» WHAT YOU HAVE TO DO: Gather every line of the data below that contains the string "convert", matching case exactly.
__________
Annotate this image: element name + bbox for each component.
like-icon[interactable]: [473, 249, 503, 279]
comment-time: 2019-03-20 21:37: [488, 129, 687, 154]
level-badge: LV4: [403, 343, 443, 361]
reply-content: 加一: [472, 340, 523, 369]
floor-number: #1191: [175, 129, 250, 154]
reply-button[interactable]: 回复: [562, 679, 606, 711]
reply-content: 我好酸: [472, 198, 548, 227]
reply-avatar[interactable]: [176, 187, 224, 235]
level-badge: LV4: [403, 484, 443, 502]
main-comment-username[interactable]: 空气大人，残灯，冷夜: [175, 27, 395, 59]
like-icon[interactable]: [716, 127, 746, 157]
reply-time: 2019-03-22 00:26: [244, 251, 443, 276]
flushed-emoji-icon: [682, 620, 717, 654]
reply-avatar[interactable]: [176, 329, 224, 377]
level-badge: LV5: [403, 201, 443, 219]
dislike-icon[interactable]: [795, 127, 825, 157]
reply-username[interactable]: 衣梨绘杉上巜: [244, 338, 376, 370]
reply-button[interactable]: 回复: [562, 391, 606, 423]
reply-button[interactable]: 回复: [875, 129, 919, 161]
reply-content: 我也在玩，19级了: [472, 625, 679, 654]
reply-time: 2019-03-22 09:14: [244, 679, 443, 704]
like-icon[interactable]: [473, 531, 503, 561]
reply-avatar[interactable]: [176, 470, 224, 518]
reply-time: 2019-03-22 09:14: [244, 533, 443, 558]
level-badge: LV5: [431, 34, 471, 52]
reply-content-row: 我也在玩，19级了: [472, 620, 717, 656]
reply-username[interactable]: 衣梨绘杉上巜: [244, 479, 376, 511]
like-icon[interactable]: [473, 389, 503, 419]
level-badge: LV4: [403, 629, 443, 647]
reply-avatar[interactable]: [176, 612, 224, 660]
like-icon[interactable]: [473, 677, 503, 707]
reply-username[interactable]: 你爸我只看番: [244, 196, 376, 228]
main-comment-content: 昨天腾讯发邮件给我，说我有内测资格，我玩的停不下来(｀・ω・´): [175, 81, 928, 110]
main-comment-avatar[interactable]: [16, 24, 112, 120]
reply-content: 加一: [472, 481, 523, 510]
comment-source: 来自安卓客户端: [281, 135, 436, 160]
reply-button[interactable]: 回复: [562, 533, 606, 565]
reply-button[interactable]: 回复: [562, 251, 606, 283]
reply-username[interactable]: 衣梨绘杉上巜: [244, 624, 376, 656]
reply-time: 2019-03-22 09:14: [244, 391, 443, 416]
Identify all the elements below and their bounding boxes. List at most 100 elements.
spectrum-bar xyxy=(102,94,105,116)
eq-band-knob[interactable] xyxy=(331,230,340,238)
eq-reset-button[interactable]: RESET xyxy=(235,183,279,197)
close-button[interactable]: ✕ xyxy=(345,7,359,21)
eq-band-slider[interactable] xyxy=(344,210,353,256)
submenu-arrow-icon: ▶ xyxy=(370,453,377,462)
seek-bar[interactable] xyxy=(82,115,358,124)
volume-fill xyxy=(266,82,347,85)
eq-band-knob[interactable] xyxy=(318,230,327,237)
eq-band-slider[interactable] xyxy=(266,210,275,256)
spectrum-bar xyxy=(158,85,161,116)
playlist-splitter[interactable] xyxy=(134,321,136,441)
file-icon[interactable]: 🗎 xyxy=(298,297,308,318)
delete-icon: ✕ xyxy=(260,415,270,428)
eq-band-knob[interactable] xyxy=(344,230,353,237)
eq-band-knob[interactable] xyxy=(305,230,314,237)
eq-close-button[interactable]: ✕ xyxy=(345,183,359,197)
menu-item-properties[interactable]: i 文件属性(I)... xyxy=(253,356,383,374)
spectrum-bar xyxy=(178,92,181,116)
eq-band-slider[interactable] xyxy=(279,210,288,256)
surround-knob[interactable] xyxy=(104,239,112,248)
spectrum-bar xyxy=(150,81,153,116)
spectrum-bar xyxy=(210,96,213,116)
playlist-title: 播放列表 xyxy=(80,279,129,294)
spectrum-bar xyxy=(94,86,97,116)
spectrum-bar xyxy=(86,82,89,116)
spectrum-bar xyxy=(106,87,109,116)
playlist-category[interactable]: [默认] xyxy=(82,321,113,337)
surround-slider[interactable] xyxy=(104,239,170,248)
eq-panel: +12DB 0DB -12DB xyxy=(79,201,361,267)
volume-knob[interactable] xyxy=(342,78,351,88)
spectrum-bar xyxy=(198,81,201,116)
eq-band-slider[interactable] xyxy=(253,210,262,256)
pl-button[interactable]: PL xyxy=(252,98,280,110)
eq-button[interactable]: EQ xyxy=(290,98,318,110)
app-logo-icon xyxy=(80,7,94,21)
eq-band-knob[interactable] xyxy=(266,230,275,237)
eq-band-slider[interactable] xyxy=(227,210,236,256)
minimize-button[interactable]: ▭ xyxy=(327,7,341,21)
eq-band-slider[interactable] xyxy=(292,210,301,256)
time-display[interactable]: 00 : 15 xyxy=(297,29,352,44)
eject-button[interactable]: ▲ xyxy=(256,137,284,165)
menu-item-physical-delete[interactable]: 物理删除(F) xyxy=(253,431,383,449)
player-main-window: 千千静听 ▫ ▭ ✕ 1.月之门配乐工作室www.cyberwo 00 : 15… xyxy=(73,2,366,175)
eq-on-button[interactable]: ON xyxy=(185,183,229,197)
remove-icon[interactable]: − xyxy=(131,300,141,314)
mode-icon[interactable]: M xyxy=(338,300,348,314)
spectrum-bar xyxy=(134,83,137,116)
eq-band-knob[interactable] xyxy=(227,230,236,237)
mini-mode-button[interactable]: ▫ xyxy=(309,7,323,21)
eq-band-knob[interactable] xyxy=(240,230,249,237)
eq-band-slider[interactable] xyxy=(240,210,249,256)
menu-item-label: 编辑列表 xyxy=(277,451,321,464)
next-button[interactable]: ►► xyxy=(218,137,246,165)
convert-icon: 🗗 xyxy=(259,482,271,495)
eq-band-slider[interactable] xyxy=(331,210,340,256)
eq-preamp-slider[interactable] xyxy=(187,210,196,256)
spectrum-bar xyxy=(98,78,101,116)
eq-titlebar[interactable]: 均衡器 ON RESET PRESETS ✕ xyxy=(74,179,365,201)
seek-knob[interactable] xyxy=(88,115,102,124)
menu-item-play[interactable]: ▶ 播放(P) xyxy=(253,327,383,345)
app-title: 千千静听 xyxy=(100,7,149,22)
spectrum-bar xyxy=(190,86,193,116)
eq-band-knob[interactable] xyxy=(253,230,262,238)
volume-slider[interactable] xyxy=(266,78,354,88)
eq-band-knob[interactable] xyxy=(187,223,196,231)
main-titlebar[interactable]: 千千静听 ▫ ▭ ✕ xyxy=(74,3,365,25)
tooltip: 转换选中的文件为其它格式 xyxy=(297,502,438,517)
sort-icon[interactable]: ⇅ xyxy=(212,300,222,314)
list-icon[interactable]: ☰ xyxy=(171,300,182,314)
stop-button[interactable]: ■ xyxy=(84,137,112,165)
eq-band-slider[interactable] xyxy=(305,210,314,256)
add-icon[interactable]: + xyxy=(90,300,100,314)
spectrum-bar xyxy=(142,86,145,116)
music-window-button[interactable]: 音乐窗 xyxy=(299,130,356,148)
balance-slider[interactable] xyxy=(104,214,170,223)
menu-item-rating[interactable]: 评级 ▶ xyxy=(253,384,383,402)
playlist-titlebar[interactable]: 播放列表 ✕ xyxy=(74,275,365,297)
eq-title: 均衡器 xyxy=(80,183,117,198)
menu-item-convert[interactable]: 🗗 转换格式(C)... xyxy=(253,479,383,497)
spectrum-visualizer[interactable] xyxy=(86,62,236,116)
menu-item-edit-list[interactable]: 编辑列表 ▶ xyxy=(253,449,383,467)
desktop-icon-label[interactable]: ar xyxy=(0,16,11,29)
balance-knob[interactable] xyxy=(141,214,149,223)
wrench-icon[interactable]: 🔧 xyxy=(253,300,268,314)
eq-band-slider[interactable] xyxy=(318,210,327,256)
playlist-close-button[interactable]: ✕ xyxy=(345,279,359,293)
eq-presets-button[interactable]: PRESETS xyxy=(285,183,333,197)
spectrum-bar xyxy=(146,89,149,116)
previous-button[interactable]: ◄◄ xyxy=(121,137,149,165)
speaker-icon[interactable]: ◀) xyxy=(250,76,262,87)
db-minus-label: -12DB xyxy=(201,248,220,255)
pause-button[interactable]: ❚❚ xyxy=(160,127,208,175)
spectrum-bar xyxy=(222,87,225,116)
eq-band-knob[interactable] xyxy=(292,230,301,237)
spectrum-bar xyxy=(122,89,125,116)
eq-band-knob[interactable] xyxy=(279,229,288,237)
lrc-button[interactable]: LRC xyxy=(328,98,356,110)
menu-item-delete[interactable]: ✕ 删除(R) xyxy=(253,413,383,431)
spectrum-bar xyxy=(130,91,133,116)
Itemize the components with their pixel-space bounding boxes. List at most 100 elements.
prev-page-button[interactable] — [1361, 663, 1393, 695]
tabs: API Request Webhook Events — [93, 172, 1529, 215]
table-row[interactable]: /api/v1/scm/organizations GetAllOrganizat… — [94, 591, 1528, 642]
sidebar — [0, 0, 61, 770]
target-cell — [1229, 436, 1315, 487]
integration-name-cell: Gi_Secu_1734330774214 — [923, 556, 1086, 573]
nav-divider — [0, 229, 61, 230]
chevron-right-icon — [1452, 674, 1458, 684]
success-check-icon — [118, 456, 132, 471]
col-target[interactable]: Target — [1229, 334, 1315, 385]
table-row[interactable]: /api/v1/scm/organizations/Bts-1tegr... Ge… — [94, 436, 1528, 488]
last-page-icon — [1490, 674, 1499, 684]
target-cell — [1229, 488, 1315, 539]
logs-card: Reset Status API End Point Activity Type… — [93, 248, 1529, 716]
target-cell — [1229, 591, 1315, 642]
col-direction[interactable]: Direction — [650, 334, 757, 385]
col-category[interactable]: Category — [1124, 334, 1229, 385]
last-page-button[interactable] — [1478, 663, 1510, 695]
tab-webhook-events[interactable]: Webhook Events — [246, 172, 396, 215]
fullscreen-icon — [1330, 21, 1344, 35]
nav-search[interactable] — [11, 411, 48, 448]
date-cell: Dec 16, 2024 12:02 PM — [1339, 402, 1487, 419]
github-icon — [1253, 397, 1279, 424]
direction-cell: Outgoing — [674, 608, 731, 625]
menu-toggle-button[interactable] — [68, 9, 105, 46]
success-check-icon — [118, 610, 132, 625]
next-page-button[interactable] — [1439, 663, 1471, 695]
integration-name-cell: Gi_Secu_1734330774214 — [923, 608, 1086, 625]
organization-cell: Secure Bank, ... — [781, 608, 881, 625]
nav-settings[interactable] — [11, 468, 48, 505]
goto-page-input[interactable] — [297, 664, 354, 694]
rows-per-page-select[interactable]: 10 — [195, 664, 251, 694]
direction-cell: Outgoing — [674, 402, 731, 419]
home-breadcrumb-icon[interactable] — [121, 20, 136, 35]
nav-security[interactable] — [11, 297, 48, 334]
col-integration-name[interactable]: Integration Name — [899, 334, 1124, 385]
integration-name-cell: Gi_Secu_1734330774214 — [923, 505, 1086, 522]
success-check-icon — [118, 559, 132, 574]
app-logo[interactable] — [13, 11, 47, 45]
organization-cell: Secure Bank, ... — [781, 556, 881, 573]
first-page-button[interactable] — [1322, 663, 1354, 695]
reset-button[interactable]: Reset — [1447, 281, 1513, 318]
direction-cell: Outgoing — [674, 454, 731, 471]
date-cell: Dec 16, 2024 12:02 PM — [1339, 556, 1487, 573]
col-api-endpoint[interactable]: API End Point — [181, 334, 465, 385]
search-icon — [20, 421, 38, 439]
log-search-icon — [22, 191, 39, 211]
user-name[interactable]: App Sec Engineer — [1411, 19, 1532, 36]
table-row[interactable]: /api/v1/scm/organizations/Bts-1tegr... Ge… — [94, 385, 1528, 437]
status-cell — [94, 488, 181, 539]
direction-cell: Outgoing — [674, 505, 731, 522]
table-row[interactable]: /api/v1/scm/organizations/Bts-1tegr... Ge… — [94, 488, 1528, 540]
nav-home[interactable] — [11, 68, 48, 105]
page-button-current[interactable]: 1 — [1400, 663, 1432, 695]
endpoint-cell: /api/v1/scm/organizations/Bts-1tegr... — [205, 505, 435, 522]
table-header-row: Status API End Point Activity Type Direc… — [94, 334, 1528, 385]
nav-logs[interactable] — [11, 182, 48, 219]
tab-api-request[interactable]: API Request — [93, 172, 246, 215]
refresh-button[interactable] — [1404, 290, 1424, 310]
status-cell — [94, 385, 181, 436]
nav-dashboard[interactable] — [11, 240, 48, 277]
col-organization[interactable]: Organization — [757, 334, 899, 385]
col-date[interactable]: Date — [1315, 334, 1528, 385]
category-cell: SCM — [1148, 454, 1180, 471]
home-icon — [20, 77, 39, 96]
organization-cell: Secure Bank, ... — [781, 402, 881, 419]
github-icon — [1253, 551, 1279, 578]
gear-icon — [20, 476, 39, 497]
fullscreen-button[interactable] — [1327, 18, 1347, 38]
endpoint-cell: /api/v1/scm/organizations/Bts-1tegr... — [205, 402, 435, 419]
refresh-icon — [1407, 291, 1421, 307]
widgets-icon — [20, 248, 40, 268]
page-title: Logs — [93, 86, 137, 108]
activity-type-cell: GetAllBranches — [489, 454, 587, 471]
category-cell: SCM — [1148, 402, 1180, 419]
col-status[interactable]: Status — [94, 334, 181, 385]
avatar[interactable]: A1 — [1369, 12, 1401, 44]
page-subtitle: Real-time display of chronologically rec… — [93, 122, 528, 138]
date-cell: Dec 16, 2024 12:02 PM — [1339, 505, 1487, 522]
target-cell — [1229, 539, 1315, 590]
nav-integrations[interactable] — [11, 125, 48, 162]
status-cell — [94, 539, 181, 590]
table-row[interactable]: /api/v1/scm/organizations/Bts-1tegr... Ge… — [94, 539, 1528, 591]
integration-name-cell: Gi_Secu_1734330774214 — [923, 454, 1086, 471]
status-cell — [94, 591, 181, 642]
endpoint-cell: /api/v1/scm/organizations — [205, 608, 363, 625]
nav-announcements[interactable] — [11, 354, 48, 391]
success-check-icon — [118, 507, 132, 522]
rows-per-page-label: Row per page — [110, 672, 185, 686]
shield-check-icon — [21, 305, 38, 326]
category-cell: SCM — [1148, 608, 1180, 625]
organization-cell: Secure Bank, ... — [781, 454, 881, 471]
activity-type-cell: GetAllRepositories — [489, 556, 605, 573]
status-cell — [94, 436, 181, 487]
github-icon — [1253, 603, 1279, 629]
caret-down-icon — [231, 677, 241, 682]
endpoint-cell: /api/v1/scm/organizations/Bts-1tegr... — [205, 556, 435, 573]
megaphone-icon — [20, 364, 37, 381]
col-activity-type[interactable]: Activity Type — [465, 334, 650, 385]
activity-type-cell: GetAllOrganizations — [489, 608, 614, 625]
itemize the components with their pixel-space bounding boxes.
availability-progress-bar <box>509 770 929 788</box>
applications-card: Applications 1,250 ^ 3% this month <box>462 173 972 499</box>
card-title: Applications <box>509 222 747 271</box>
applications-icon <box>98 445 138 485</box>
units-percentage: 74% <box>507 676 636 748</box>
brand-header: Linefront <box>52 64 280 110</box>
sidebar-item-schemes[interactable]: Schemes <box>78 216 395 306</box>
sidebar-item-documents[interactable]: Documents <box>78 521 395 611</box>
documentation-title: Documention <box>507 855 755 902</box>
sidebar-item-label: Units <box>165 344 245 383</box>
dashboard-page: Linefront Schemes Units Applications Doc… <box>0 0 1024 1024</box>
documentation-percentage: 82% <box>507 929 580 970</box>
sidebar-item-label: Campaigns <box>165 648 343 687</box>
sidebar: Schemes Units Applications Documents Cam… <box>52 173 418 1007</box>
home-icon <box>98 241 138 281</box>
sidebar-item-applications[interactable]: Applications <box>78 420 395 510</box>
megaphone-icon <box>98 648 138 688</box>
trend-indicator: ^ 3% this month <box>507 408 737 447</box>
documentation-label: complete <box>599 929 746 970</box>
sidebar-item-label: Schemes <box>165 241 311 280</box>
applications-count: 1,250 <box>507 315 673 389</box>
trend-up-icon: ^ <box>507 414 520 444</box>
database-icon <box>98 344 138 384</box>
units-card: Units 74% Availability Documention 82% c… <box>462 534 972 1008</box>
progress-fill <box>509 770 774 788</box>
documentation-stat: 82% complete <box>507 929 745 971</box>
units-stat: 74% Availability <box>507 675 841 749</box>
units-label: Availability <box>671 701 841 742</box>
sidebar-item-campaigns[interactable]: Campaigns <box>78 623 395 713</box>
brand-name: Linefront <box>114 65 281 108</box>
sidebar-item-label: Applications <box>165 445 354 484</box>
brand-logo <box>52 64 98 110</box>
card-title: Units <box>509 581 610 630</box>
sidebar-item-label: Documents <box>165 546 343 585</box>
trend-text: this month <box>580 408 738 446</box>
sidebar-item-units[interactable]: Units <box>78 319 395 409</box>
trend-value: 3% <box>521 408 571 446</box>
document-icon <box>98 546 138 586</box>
__________
» ANSWER:
convert-icon: 🗗 xyxy=(259,482,271,495)
menu-item-convert[interactable]: 🗗 转换格式(C)... xyxy=(253,479,383,497)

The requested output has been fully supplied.